Stored records
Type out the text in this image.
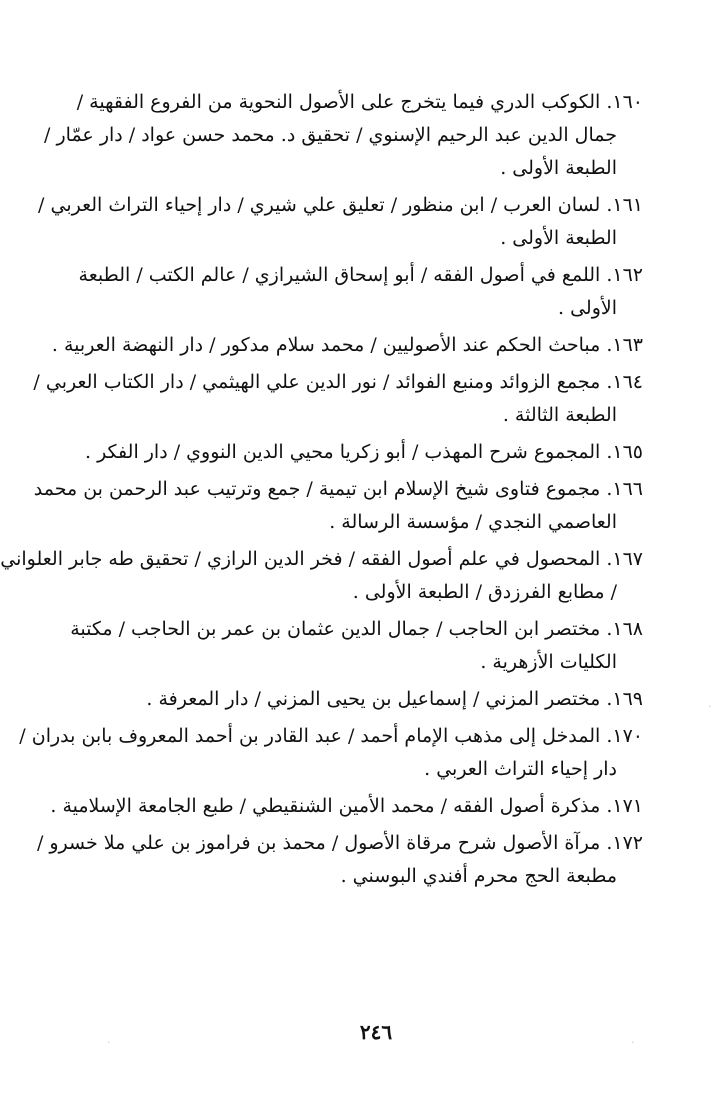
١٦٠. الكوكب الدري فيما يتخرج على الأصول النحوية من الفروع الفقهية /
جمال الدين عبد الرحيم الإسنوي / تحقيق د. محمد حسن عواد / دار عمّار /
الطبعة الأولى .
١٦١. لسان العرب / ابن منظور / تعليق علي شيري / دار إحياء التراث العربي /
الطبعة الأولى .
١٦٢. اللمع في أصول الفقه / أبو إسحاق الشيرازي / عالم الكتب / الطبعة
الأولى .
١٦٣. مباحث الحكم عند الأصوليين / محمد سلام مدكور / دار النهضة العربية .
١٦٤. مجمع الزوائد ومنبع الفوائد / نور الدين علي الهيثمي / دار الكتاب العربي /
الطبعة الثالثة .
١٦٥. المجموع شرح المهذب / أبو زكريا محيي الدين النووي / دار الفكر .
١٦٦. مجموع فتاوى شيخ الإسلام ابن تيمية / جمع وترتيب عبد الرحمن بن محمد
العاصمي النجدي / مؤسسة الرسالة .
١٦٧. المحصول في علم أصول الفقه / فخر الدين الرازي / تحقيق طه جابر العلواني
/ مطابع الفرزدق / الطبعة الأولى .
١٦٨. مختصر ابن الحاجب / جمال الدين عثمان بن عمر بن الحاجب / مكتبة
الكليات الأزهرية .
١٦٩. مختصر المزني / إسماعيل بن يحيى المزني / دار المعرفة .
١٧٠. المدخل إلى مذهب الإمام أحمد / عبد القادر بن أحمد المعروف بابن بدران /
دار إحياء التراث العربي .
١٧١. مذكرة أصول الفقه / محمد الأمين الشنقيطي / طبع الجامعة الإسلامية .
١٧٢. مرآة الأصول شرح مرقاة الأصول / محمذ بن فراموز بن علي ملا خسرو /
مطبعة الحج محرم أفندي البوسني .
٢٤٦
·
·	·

▶ [AIM OF THE TASK] Without the images, write out each line of the data verbatim.

▶ [ANSWER TO THIS EXERCISE]
Type out the text in this image.
١٦٠. الكوكب الدري فيما يتخرج على الأصول النحوية من الفروع الفقهية /
جمال الدين عبد الرحيم الإسنوي / تحقيق د. محمد حسن عواد / دار عمّار /
الطبعة الأولى .
١٦١. لسان العرب / ابن منظور / تعليق علي شيري / دار إحياء التراث العربي /
الطبعة الأولى .
١٦٢. اللمع في أصول الفقه / أبو إسحاق الشيرازي / عالم الكتب / الطبعة
الأولى .
١٦٣. مباحث الحكم عند الأصوليين / محمد سلام مدكور / دار النهضة العربية .
١٦٤. مجمع الزوائد ومنبع الفوائد / نور الدين علي الهيثمي / دار الكتاب العربي /
الطبعة الثالثة .
١٦٥. المجموع شرح المهذب / أبو زكريا محيي الدين النووي / دار الفكر .
١٦٦. مجموع فتاوى شيخ الإسلام ابن تيمية / جمع وترتيب عبد الرحمن بن محمد
العاصمي النجدي / مؤسسة الرسالة .
١٦٧. المحصول في علم أصول الفقه / فخر الدين الرازي / تحقيق طه جابر العلواني
/ مطابع الفرزدق / الطبعة الأولى .
١٦٨. مختصر ابن الحاجب / جمال الدين عثمان بن عمر بن الحاجب / مكتبة
الكليات الأزهرية .
١٦٩. مختصر المزني / إسماعيل بن يحيى المزني / دار المعرفة .
١٧٠. المدخل إلى مذهب الإمام أحمد / عبد القادر بن أحمد المعروف بابن بدران /
دار إحياء التراث العربي .
١٧١. مذكرة أصول الفقه / محمد الأمين الشنقيطي / طبع الجامعة الإسلامية .
١٧٢. مرآة الأصول شرح مرقاة الأصول / محمذ بن فراموز بن علي ملا خسرو /
مطبعة الحج محرم أفندي البوسني .
٢٤٦
·
·	·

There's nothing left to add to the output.